-- GESTELLTE AUFGABE --
Zähle die Zeilen der folgenden Einträge, in denen die Zeichenfolge "cell" vorkommt, und beachte dabei die Groß- und Kleinschreibung. Gib nur die Anzahl an.
##############################
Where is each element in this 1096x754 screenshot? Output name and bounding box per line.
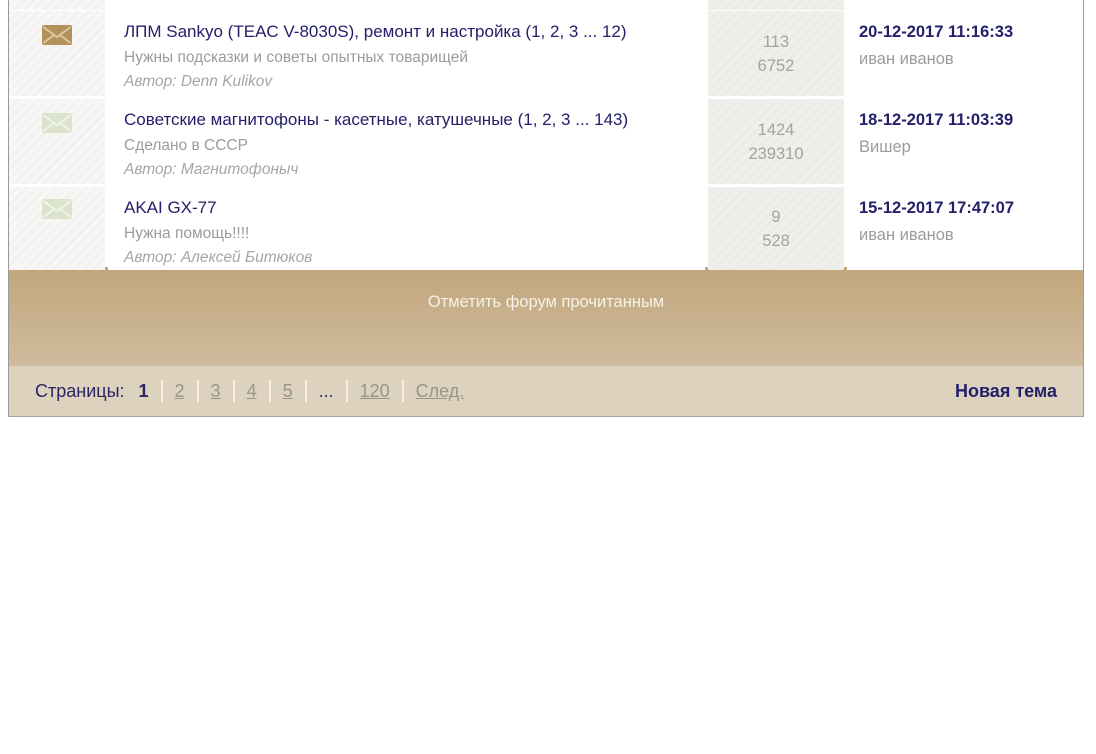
views-count: 528 <box>762 229 790 253</box>
table-row: ЛПМ Sankyo (TEAC V-8030S), ремонт и наст… <box>9 11 1083 96</box>
replies-count: 9 <box>771 205 780 229</box>
topic-author: Автор: Denn Kulikov <box>124 70 699 94</box>
envelope-new-icon <box>42 25 72 45</box>
page-separator <box>305 380 307 402</box>
page-separator <box>402 380 404 402</box>
last-post-date-link[interactable]: 18-12-2017 11:03:39 <box>859 109 1079 132</box>
page-separator <box>346 380 348 402</box>
new-topic-button[interactable]: Новая тема <box>955 381 1057 402</box>
page-separator <box>197 380 199 402</box>
topic-title-link[interactable]: AKAI GX-77 <box>124 196 217 219</box>
page-link[interactable]: 4 <box>247 381 257 402</box>
last-post-user: иван иванов <box>859 224 1079 247</box>
page-separator <box>161 380 163 402</box>
topic-status-cell <box>9 0 105 10</box>
last-post-user: Вишер <box>859 136 1079 159</box>
page-ellipsis: ... <box>319 381 334 402</box>
page-separator <box>269 380 271 402</box>
last-post-user: иван иванов <box>859 48 1079 71</box>
topic-author: Автор: Алексей Битюков <box>124 246 699 270</box>
topic-counts-cell: 113 6752 <box>708 11 844 96</box>
topic-counts-cell: 1424 239310 <box>708 99 844 184</box>
envelope-nonew-icon <box>42 199 72 219</box>
page-link[interactable]: 3 <box>211 381 221 402</box>
page-separator <box>233 380 235 402</box>
forum-topics-table: ЛПМ Sankyo (TEAC V-8030S), ремонт и наст… <box>8 0 1084 417</box>
table-row: AKAI GX-77 Нужна помощь!!!! Автор: Алекс… <box>9 187 1083 267</box>
mark-forum-read-button[interactable]: Отметить форум прочитанным <box>9 267 1083 366</box>
table-row: Советские магнитофоны - касетные, катуше… <box>9 99 1083 184</box>
page-next-link[interactable]: След. <box>416 381 465 402</box>
pages-label: Страницы: <box>35 381 125 402</box>
replies-count: 113 <box>763 30 789 54</box>
last-post-date-link[interactable]: 20-12-2017 11:16:33 <box>859 21 1079 44</box>
table-row-partial <box>9 0 1083 8</box>
page-link[interactable]: 5 <box>283 381 293 402</box>
views-count: 6752 <box>758 54 795 78</box>
pagination-bar: Страницы: 1 2 3 4 5 ... 120 След. Новая … <box>9 366 1083 416</box>
topic-description: Нужна помощь!!!! <box>124 222 699 246</box>
topic-description: Нужны подсказки и советы опытных товарищ… <box>124 46 699 70</box>
page-current: 1 <box>139 381 149 402</box>
topic-counts-cell <box>708 0 844 10</box>
topic-author: Автор: Магнитофоныч <box>124 158 699 182</box>
last-post-date-link[interactable]: 15-12-2017 17:47:07 <box>859 197 1079 220</box>
page-link-last[interactable]: 120 <box>360 381 390 402</box>
topic-status-cell <box>9 11 105 96</box>
page-link[interactable]: 2 <box>175 381 185 402</box>
topic-description: Сделано в СССР <box>124 134 699 158</box>
views-count: 239310 <box>748 142 803 166</box>
topic-title-link[interactable]: Советские магнитофоны - касетные, катуше… <box>124 108 628 131</box>
topic-counts-cell: 9 528 <box>708 187 844 270</box>
envelope-nonew-icon <box>42 113 72 133</box>
topic-status-cell <box>9 187 105 270</box>
topic-title-link[interactable]: ЛПМ Sankyo (TEAC V-8030S), ремонт и наст… <box>124 20 627 43</box>
replies-count: 1424 <box>758 118 795 142</box>
topic-status-cell <box>9 99 105 184</box>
##############################
-- ANTWORT --
8